## START TASK DATA

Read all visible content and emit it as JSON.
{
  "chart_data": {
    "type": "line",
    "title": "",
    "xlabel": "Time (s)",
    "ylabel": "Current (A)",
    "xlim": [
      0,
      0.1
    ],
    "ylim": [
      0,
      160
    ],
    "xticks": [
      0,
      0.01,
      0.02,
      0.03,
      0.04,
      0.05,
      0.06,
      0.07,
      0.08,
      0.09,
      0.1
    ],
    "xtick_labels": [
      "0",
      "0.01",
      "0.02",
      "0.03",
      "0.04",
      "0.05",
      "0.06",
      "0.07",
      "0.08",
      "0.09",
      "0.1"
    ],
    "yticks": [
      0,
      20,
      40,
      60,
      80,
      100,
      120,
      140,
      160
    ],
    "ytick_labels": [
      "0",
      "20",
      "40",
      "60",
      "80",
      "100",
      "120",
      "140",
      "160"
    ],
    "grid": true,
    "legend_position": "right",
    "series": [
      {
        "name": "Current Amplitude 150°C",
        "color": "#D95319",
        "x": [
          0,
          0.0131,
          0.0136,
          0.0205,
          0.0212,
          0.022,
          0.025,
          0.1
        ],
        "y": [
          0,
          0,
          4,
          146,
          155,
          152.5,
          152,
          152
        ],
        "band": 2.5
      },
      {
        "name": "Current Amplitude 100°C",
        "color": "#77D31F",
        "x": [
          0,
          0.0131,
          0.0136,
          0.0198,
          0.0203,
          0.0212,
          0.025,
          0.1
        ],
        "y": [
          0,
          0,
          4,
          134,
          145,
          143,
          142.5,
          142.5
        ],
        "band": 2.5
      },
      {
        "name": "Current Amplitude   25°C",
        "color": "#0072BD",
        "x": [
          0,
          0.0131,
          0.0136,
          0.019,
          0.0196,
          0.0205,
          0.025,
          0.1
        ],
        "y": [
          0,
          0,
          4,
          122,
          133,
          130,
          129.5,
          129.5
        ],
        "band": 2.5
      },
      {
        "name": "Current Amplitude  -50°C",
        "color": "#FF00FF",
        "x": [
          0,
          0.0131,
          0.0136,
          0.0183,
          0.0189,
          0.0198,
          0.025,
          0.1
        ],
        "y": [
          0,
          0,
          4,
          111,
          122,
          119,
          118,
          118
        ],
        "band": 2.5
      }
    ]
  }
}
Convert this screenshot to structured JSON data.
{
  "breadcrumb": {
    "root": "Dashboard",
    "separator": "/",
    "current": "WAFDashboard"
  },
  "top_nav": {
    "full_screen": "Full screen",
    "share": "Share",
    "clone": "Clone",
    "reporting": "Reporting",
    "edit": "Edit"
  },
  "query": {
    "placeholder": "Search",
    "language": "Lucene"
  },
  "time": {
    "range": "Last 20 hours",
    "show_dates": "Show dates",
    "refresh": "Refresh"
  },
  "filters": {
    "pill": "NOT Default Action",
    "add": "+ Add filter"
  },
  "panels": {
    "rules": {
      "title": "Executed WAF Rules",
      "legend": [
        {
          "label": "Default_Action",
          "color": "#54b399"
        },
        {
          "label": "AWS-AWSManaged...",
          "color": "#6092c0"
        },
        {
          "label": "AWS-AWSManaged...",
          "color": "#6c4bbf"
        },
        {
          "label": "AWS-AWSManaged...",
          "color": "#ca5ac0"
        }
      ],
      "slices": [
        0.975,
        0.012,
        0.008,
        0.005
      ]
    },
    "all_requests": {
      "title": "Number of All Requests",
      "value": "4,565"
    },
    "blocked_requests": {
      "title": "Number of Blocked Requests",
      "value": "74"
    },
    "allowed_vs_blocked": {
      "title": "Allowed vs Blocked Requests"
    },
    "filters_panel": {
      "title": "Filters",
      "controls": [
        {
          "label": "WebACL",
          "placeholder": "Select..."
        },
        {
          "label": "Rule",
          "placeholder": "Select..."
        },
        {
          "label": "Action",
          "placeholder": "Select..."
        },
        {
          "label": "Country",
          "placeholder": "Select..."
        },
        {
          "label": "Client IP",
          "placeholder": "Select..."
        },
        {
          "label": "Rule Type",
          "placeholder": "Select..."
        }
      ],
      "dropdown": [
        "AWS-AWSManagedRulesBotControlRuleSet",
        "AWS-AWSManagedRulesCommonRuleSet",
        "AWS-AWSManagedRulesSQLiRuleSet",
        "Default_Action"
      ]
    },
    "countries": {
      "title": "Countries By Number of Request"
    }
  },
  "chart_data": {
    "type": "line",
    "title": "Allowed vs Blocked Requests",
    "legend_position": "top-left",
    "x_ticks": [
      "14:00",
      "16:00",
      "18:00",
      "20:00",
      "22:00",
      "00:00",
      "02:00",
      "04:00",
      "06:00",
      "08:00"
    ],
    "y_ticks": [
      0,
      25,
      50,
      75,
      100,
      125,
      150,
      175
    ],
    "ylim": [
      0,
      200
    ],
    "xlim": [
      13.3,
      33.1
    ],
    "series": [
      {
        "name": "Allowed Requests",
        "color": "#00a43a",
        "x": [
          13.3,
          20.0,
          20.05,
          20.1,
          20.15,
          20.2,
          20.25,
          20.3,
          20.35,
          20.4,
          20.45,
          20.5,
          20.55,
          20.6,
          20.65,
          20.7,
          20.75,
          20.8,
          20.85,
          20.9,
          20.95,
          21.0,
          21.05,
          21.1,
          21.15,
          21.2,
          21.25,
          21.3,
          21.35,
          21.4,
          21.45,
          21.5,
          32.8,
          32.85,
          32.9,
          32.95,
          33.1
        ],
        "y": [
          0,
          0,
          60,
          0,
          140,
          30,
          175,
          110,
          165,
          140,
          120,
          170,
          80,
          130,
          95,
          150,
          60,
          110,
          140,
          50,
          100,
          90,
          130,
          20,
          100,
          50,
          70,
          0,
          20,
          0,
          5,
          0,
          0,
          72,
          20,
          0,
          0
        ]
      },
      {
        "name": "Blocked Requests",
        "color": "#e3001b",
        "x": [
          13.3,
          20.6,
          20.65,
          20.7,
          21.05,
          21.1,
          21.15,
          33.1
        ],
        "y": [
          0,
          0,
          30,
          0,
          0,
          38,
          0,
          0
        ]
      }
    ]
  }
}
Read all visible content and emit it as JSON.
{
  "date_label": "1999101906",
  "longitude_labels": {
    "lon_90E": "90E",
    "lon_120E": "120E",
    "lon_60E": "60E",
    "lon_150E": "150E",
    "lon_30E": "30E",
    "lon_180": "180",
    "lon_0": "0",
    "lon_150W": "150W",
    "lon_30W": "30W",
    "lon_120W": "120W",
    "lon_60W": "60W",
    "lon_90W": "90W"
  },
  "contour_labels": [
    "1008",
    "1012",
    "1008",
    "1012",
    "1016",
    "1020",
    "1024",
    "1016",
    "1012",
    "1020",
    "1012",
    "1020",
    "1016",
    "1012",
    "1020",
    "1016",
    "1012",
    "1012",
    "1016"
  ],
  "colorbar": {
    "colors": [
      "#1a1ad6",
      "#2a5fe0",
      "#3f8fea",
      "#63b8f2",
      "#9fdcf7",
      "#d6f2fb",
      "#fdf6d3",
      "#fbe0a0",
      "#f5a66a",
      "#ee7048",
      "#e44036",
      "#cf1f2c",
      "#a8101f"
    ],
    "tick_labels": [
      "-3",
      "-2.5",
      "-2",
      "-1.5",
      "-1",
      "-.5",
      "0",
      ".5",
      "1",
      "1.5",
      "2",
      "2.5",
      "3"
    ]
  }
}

## END TASK DATA

AIM:
Each line of the material above needs to be quoted exactly, please.

EXPECTED OUTPUT:
Read all visible content and emit it as JSON.
{
  "chart_data": {
    "type": "line",
    "title": "",
    "xlabel": "Time (s)",
    "ylabel": "Current (A)",
    "xlim": [
      0,
      0.1
    ],
    "ylim": [
      0,
      160
    ],
    "xticks": [
      0,
      0.01,
      0.02,
      0.03,
      0.04,
      0.05,
      0.06,
      0.07,
      0.08,
      0.09,
      0.1
    ],
    "xtick_labels": [
      "0",
      "0.01",
      "0.02",
      "0.03",
      "0.04",
      "0.05",
      "0.06",
      "0.07",
      "0.08",
      "0.09",
      "0.1"
    ],
    "yticks": [
      0,
      20,
      40,
      60,
      80,
      100,
      120,
      140,
      160
    ],
    "ytick_labels": [
      "0",
      "20",
      "40",
      "60",
      "80",
      "100",
      "120",
      "140",
      "160"
    ],
    "grid": true,
    "legend_position": "right",
    "series": [
      {
        "name": "Current Amplitude 150°C",
        "color": "#D95319",
        "x": [
          0,
          0.0131,
          0.0136,
          0.0205,
          0.0212,
          0.022,
          0.025,
          0.1
        ],
        "y": [
          0,
          0,
          4,
          146,
          155,
          152.5,
          152,
          152
        ],
        "band": 2.5
      },
      {
        "name": "Current Amplitude 100°C",
        "color": "#77D31F",
        "x": [
          0,
          0.0131,
          0.0136,
          0.0198,
          0.0203,
          0.0212,
          0.025,
          0.1
        ],
        "y": [
          0,
          0,
          4,
          134,
          145,
          143,
          142.5,
          142.5
        ],
        "band": 2.5
      },
      {
        "name": "Current Amplitude   25°C",
        "color": "#0072BD",
        "x": [
          0,
          0.0131,
          0.0136,
          0.019,
          0.0196,
          0.0205,
          0.025,
          0.1
        ],
        "y": [
          0,
          0,
          4,
          122,
          133,
          130,
          129.5,
          129.5
        ],
        "band": 2.5
      },
      {
        "name": "Current Amplitude  -50°C",
        "color": "#FF00FF",
        "x": [
          0,
          0.0131,
          0.0136,
          0.0183,
          0.0189,
          0.0198,
          0.025,
          0.1
        ],
        "y": [
          0,
          0,
          4,
          111,
          122,
          119,
          118,
          118
        ],
        "band": 2.5
      }
    ]
  }
}
Convert this screenshot to structured JSON data.
{
  "breadcrumb": {
    "root": "Dashboard",
    "separator": "/",
    "current": "WAFDashboard"
  },
  "top_nav": {
    "full_screen": "Full screen",
    "share": "Share",
    "clone": "Clone",
    "reporting": "Reporting",
    "edit": "Edit"
  },
  "query": {
    "placeholder": "Search",
    "language": "Lucene"
  },
  "time": {
    "range": "Last 20 hours",
    "show_dates": "Show dates",
    "refresh": "Refresh"
  },
  "filters": {
    "pill": "NOT Default Action",
    "add": "+ Add filter"
  },
  "panels": {
    "rules": {
      "title": "Executed WAF Rules",
      "legend": [
        {
          "label": "Default_Action",
          "color": "#54b399"
        },
        {
          "label": "AWS-AWSManaged...",
          "color": "#6092c0"
        },
        {
          "label": "AWS-AWSManaged...",
          "color": "#6c4bbf"
        },
        {
          "label": "AWS-AWSManaged...",
          "color": "#ca5ac0"
        }
      ],
      "slices": [
        0.975,
        0.012,
        0.008,
        0.005
      ]
    },
    "all_requests": {
      "title": "Number of All Requests",
      "value": "4,565"
    },
    "blocked_requests": {
      "title": "Number of Blocked Requests",
      "value": "74"
    },
    "allowed_vs_blocked": {
      "title": "Allowed vs Blocked Requests"
    },
    "filters_panel": {
      "title": "Filters",
      "controls": [
        {
          "label": "WebACL",
          "placeholder": "Select..."
        },
        {
          "label": "Rule",
          "placeholder": "Select..."
        },
        {
          "label": "Action",
          "placeholder": "Select..."
        },
        {
          "label": "Country",
          "placeholder": "Select..."
        },
        {
          "label": "Client IP",
          "placeholder": "Select..."
        },
        {
          "label": "Rule Type",
          "placeholder": "Select..."
        }
      ],
      "dropdown": [
        "AWS-AWSManagedRulesBotControlRuleSet",
        "AWS-AWSManagedRulesCommonRuleSet",
        "AWS-AWSManagedRulesSQLiRuleSet",
        "Default_Action"
      ]
    },
    "countries": {
      "title": "Countries By Number of Request"
    }
  },
  "chart_data": {
    "type": "line",
    "title": "Allowed vs Blocked Requests",
    "legend_position": "top-left",
    "x_ticks": [
      "14:00",
      "16:00",
      "18:00",
      "20:00",
      "22:00",
      "00:00",
      "02:00",
      "04:00",
      "06:00",
      "08:00"
    ],
    "y_ticks": [
      0,
      25,
      50,
      75,
      100,
      125,
      150,
      175
    ],
    "ylim": [
      0,
      200
    ],
    "xlim": [
      13.3,
      33.1
    ],
    "series": [
      {
        "name": "Allowed Requests",
        "color": "#00a43a",
        "x": [
          13.3,
          20.0,
          20.05,
          20.1,
          20.15,
          20.2,
          20.25,
          20.3,
          20.35,
          20.4,
          20.45,
          20.5,
          20.55,
          20.6,
          20.65,
          20.7,
          20.75,
          20.8,
          20.85,
          20.9,
          20.95,
          21.0,
          21.05,
          21.1,
          21.15,
          21.2,
          21.25,
          21.3,
          21.35,
          21.4,
          21.45,
          21.5,
          32.8,
          32.85,
          32.9,
          32.95,
          33.1
        ],
        "y": [
          0,
          0,
          60,
          0,
          140,
          30,
          175,
          110,
          165,
          140,
          120,
          170,
          80,
          130,
          95,
          150,
          60,
          110,
          140,
          50,
          100,
          90,
          130,
          20,
          100,
          50,
          70,
          0,
          20,
          0,
          5,
          0,
          0,
          72,
          20,
          0,
          0
        ]
      },
      {
        "name": "Blocked Requests",
        "color": "#e3001b",
        "x": [
          13.3,
          20.6,
          20.65,
          20.7,
          21.05,
          21.1,
          21.15,
          33.1
        ],
        "y": [
          0,
          0,
          30,
          0,
          0,
          38,
          0,
          0
        ]
      }
    ]
  }
}
Read all visible content and emit it as JSON.
{
  "date_label": "1999101906",
  "longitude_labels": {
    "lon_90E": "90E",
    "lon_120E": "120E",
    "lon_60E": "60E",
    "lon_150E": "150E",
    "lon_30E": "30E",
    "lon_180": "180",
    "lon_0": "0",
    "lon_150W": "150W",
    "lon_30W": "30W",
    "lon_120W": "120W",
    "lon_60W": "60W",
    "lon_90W": "90W"
  },
  "contour_labels": [
    "1008",
    "1012",
    "1008",
    "1012",
    "1016",
    "1020",
    "1024",
    "1016",
    "1012",
    "1020",
    "1012",
    "1020",
    "1016",
    "1012",
    "1020",
    "1016",
    "1012",
    "1012",
    "1016"
  ],
  "colorbar": {
    "colors": [
      "#1a1ad6",
      "#2a5fe0",
      "#3f8fea",
      "#63b8f2",
      "#9fdcf7",
      "#d6f2fb",
      "#fdf6d3",
      "#fbe0a0",
      "#f5a66a",
      "#ee7048",
      "#e44036",
      "#cf1f2c",
      "#a8101f"
    ],
    "tick_labels": [
      "-3",
      "-2.5",
      "-2",
      "-1.5",
      "-1",
      "-.5",
      "0",
      ".5",
      "1",
      "1.5",
      "2",
      "2.5",
      "3"
    ]
  }
}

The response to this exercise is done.